* **PAGE EXCERPT**
WASHINGTON—The Information Technology and Innovation Foundation (ITIF), the top-ranked U.S. science and technology think tank, today released the following statement from David Hart, ITIF senior fellow, on the Trump administration’s budget proposal for fiscal year 2018:

The administration’s proposed cuts to clean-energy innovation programs represent not just a repudiation of scientific consensus and bad environmental policy, but also an enormous lost opportunity for job creation and economic growth. If the United States fails to accelerate its progress toward cheaper, cleaner energy, then it will lose its leadership position in the burgeoning global clean-energy market—valued at over $300 billion globally in 2015. The administration’s budget proposal, if enacted, would also raise the odds that costly and heavy-handed regulatory and tax responses will be needed in the future. It ignores biases in energy markets that favor incumbent fossil fuels and discounts the complementary nature of public and private investment in the creation of cleaner, cheaper ways to supply and manage energy.

Collection entries:
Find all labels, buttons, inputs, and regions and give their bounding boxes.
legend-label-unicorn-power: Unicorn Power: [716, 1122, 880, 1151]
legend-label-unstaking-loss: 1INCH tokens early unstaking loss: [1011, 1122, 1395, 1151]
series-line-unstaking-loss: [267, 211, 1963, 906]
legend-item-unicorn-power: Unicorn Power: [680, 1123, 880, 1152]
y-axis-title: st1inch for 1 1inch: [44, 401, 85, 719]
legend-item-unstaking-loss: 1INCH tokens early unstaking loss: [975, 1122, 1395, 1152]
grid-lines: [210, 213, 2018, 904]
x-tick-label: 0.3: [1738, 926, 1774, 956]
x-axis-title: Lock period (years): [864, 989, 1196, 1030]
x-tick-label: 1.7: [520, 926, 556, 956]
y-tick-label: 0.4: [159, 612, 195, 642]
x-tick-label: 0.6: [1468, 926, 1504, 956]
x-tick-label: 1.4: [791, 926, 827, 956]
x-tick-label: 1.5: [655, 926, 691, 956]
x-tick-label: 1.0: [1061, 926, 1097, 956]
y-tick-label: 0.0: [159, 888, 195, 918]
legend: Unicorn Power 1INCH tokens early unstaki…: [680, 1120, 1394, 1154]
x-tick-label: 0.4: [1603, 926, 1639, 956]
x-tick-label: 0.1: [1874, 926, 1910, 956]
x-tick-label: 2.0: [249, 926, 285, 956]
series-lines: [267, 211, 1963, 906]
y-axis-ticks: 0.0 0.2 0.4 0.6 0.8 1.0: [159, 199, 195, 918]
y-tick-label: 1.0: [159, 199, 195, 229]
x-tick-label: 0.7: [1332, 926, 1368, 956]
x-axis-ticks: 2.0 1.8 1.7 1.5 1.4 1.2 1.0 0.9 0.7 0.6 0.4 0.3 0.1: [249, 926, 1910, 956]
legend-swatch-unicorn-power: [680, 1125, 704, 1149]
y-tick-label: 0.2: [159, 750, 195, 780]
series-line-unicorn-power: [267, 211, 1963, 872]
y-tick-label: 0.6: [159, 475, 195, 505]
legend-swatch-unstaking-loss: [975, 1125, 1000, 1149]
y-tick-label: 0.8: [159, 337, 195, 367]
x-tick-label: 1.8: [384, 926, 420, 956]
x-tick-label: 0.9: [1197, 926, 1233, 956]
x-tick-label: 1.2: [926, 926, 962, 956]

* **TASK**
Do these three claims agree with the ITIF budget statement above? For each, answer yes or no and quote the words from the statement that decide it.
1. The statement came from David Hart, a senior fellow at ITIF.
2. The global clean-energy market was valued at under $300 billion in 2015.
3. The budget proposal discussed is for fiscal year 2017.

* **OUTPUT FOR THIS TASK**
1. Yes: "the following statement from David Hart, ITIF senior fellow"
2. No: "valued at over $300 billion globally in 2015"
3. No: "budget proposal for fiscal year 2018"